## TEXTE CITÉ
—————

Aujourd’hui considéré comme l’un des plus marquants du XXe siècle, celui qu’il prononce ce jour-là sur les marches du Lincoln Memorial devant plus de 200 000 personnes assommées par l’été humide de la capitale américaine révèle au pays et au monde son génie oratoire, y compris pour le président John F. Kennedy, qui n’avait jamais entendu un discours de King au complet, malgré le fait que ce dernier militait contre les lois ségrégationnistes depuis le début des années 1950.[…]

Discours tremblant d’humanisme où il marie le propos révolutionnaire à l’esprit de réconciliation, le combat contre la ségrégation (100 ans après la Proclamation d’émancipation du président Abraham Lincoln abolissant l’esclavage, « la vie de l’homme de couleur est toujours paralysée par les menottes de la ségrégation et les chaînes de la discrimination. […] Il ne suffira pas de nous faire prendre la pilule calmante du gradualisme ») aux appels religieux, imbibés de sentiments patriotiques, à la « symphonie magnifique » de la solidarité humaine (« Le moment est venu de sortir notre pays des sables mouvants de l’injustice raciale pour l’installer sur le roc solide de la fraternité… »).

L’enrobage n’émeut pas les ennemis du pasteur baptiste, épouvantés par l’efficacité du propos, point d’orgue de la « Marche sur Washington pour l’emploi et la liberté » (« March on Washington for Jobs and Freedom »). William Sullivan, directeur adjoint au FBI, recommande ceci : « Il faut le marquer, si ce n’est déjà fait, comme le nègre le plus dangereux de la nation. »[…]

Au printemps 1963, King débarque à Birmingham et lance avec un leader local, Fred Shuttlesworth, le « Projet C » (pour « confrontation ») contre les lois Jim Crow qui encadrent la ségrégation dans les États du Sud depuis 1876. Les Noirs ont beau constituer 40 % des 350 000 habitants de la ville, ils n’ont aucun accès au marché de l’emploi, sinon comme domestiques ou petits travailleurs dans les aciéries. Un Noir ne peut pas devenir policier, ou chauffeur d’autobus, ou commis de magasin. Il ne boit pas non plus à la fontaine du Blanc. En 1960, seulement 10 % des Noirs de la ville sont inscrits sur les listes électorales.

—————

## MATÉRIEL FOURNI
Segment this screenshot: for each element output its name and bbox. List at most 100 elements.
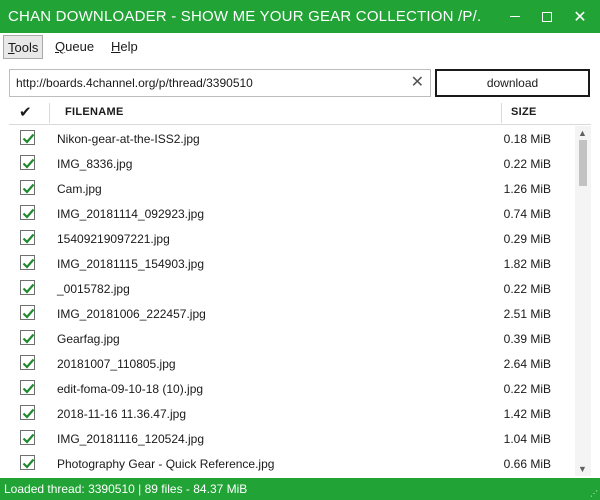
list-item[interactable]: IMG_20181114_092923.jpg 0.74 MiB <box>9 201 575 226</box>
file-checkbox[interactable] <box>20 230 35 245</box>
file-name: IMG_20181006_222457.jpg <box>57 307 206 321</box>
file-size: 0.39 MiB <box>503 332 551 346</box>
checkmark-icon <box>22 308 35 319</box>
file-checkbox[interactable] <box>20 155 35 170</box>
checkmark-icon <box>22 433 35 444</box>
file-size: 2.51 MiB <box>503 307 551 321</box>
checkmark-icon <box>22 258 35 269</box>
checkmark-icon <box>22 208 35 219</box>
file-checkbox[interactable] <box>20 280 35 295</box>
menu-queue-label: ueue <box>65 39 95 54</box>
checkmark-icon <box>22 408 35 419</box>
list-item[interactable]: edit-foma-09-10-18 (10).jpg 0.22 MiB <box>9 376 575 401</box>
list-header: ✔ FILENAME SIZE <box>9 101 591 125</box>
file-name: IMG_20181116_120524.jpg <box>57 432 205 446</box>
file-name: 15409219097221.jpg <box>57 232 170 246</box>
title-bar: CHAN DOWNLOADER - SHOW ME YOUR GEAR COLL… <box>0 0 600 33</box>
list-item[interactable]: 20181007_110805.jpg 2.64 MiB <box>9 351 575 376</box>
file-size: 0.66 MiB <box>503 457 551 471</box>
column-divider[interactable] <box>501 103 502 123</box>
file-size: 1.04 MiB <box>503 432 551 446</box>
maximize-button[interactable] <box>532 0 562 33</box>
file-checkbox[interactable] <box>20 355 35 370</box>
file-size: 0.22 MiB <box>503 157 551 171</box>
file-name: 20181007_110805.jpg <box>57 357 176 371</box>
status-bar: Loaded thread: 3390510 | 89 files - 84.3… <box>0 478 600 500</box>
list-item[interactable]: Cam.jpg 1.26 MiB <box>9 176 575 201</box>
checkmark-icon <box>22 233 35 244</box>
checkmark-icon <box>22 183 35 194</box>
file-checkbox[interactable] <box>20 455 35 470</box>
list-item[interactable]: IMG_20181115_154903.jpg 1.82 MiB <box>9 251 575 276</box>
list-item[interactable]: Photography Gear - Quick Reference.jpg 0… <box>9 451 575 476</box>
download-button[interactable]: download <box>435 69 590 97</box>
checkmark-icon <box>22 458 35 469</box>
file-checkbox[interactable] <box>20 255 35 270</box>
minimize-button[interactable] <box>500 0 530 33</box>
file-size: 1.42 MiB <box>503 407 551 421</box>
window-title: CHAN DOWNLOADER - SHOW ME YOUR GEAR COLL… <box>8 8 482 25</box>
list-item[interactable]: IMG_20181116_120524.jpg 1.04 MiB <box>9 426 575 451</box>
list-item[interactable]: _0015782.jpg 0.22 MiB <box>9 276 575 301</box>
clear-icon[interactable]: ✕ <box>411 74 424 92</box>
close-icon: ✕ <box>573 8 587 26</box>
list-item[interactable]: IMG_20181006_222457.jpg 2.51 MiB <box>9 301 575 326</box>
menu-tools[interactable]: Tools <box>3 35 44 59</box>
file-size: 0.22 MiB <box>503 382 551 396</box>
menu-help-mnemonic: H <box>111 39 121 54</box>
chevron-down-icon[interactable]: ▼ <box>578 464 587 474</box>
select-all-check-icon[interactable]: ✔ <box>19 103 32 121</box>
scrollbar-thumb[interactable] <box>579 140 587 186</box>
file-name: Nikon-gear-at-the-ISS2.jpg <box>57 132 200 146</box>
file-list: Nikon-gear-at-the-ISS2.jpg 0.18 MiB IMG_… <box>9 126 575 476</box>
file-size: 1.82 MiB <box>503 257 551 271</box>
file-name: 2018-11-16 11.36.47.jpg <box>57 407 186 421</box>
menu-bar: Tools Queue Help <box>0 33 600 61</box>
minimize-icon <box>510 16 520 17</box>
list-item[interactable]: IMG_8336.jpg 0.22 MiB <box>9 151 575 176</box>
menu-queue[interactable]: Queue <box>51 35 98 59</box>
file-name: edit-foma-09-10-18 (10).jpg <box>57 382 204 396</box>
column-divider[interactable] <box>49 103 50 123</box>
url-input[interactable] <box>10 70 406 96</box>
file-size: 2.64 MiB <box>503 357 551 371</box>
file-checkbox[interactable] <box>20 330 35 345</box>
column-header-size[interactable]: SIZE <box>511 106 537 118</box>
checkmark-icon <box>22 158 35 169</box>
file-name: Cam.jpg <box>57 182 102 196</box>
file-size: 0.74 MiB <box>503 207 551 221</box>
checkmark-icon <box>22 333 35 344</box>
chevron-up-icon[interactable]: ▲ <box>578 128 587 138</box>
file-checkbox[interactable] <box>20 205 35 220</box>
file-checkbox[interactable] <box>20 305 35 320</box>
url-field: ✕ <box>9 69 431 97</box>
file-checkbox[interactable] <box>20 380 35 395</box>
menu-queue-mnemonic: Q <box>55 39 66 54</box>
file-checkbox[interactable] <box>20 430 35 445</box>
resize-grip-icon[interactable]: ⋰ <box>590 489 598 498</box>
maximize-icon <box>542 11 552 22</box>
file-name: IMG_20181114_092923.jpg <box>57 207 205 221</box>
checkmark-icon <box>22 133 35 144</box>
file-size: 0.18 MiB <box>503 132 551 146</box>
file-checkbox[interactable] <box>20 180 35 195</box>
list-item[interactable]: Gearfag.jpg 0.39 MiB <box>9 326 575 351</box>
menu-help-label: elp <box>120 39 138 54</box>
file-name: Gearfag.jpg <box>57 332 120 346</box>
column-header-filename[interactable]: FILENAME <box>65 106 124 118</box>
file-size: 1.26 MiB <box>503 182 551 196</box>
file-name: IMG_8336.jpg <box>57 157 133 171</box>
list-item[interactable]: Nikon-gear-at-the-ISS2.jpg 0.18 MiB <box>9 126 575 151</box>
list-item[interactable]: 2018-11-16 11.36.47.jpg 1.42 MiB <box>9 401 575 426</box>
vertical-scrollbar[interactable]: ▲ ▼ <box>575 126 591 476</box>
close-button[interactable]: ✕ <box>565 0 595 33</box>
file-checkbox[interactable] <box>20 405 35 420</box>
file-checkbox[interactable] <box>20 130 35 145</box>
file-size: 0.29 MiB <box>503 232 551 246</box>
file-name: _0015782.jpg <box>57 282 130 296</box>
list-item[interactable]: 15409219097221.jpg 0.29 MiB <box>9 226 575 251</box>
menu-help[interactable]: Help <box>107 35 142 59</box>
checkmark-icon <box>22 283 35 294</box>
checkmark-icon <box>22 358 35 369</box>
file-name: Photography Gear - Quick Reference.jpg <box>57 457 275 471</box>
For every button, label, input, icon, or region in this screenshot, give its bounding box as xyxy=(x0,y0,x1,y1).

—————

## VOTRE CONSIGNE
Pouvez-vous continuer le texte sur King et le combat contre la ségrégation, en reprenant juste après sa dernière phrase ? Le matériel fourni est indépendant du texte cité.

## RÉPONSE RÉDIGÉE
En avril et mai 1963, une série de sit-in et de marches pacifiques sont très violemment réprimés par la police. Trois mille personnes sont arrêtées, en majorité des jeunes étudiants des collèges. Emprisonné pour la énième fois, King écrit sa célèbre « Lettre depuis la prison de Birmingham » dans laquelle il défend et explique sa stratégie de résistance non violente. Complètement paralysée, la Ville finit par accepter – non sans que les commerçants du centre-ville, voyant leurs affaires péricliter sous l’impact des campagnes de boycottage, fassent pression sur les autorités municipales – de dé-ségréguer la vie publique et commerciale. Les Noirs auront dorénavant le droit de s’asseoir sur les bancs de parc…

Du refus en 1955 de Rosa Parks de céder sa place à un Blanc dans un autobus de Montgomery, capitale de l’Alabama, au Civil Rights Act de 1964 et au Voting Rights Act de 1965 (dont la Cour suprême vient de démanteler, en juin, une partie des dispositions !), les progrès sont sensibles. La campagne de Birmingham y fut pour beaucoup et les points qu’y marquent le révérend King et son mouvement sont capitaux. Pour autant, cela n’empêchera pas les violences racistes de se répéter – et de finir par avoir la peau du pasteur en 1968, sur le balcon du Lorraine Motel, à Memphis.[…]

Sauf que le paradigme racial continue néanmoins de jouer un rôle majeur dans la société américaine, affirme l’historien (blanc) Glenn Feldman, de l’University of Alabama in Birmingham. « Administration de la justice, politique électorale, inégalités socioéconomiques… Le problème, c’est que beaucoup d’Américains cultivent le fantasme que le “rêve” s’est complètement réalisé, ce qui est faux, même si au quotidien les rapports sociaux sont autrement plus sains qu’ils l’étaient. S’il était vivant aujourd’hui, Fox News n’arrêterait pas d’accuser King de fomenter la division raciale. »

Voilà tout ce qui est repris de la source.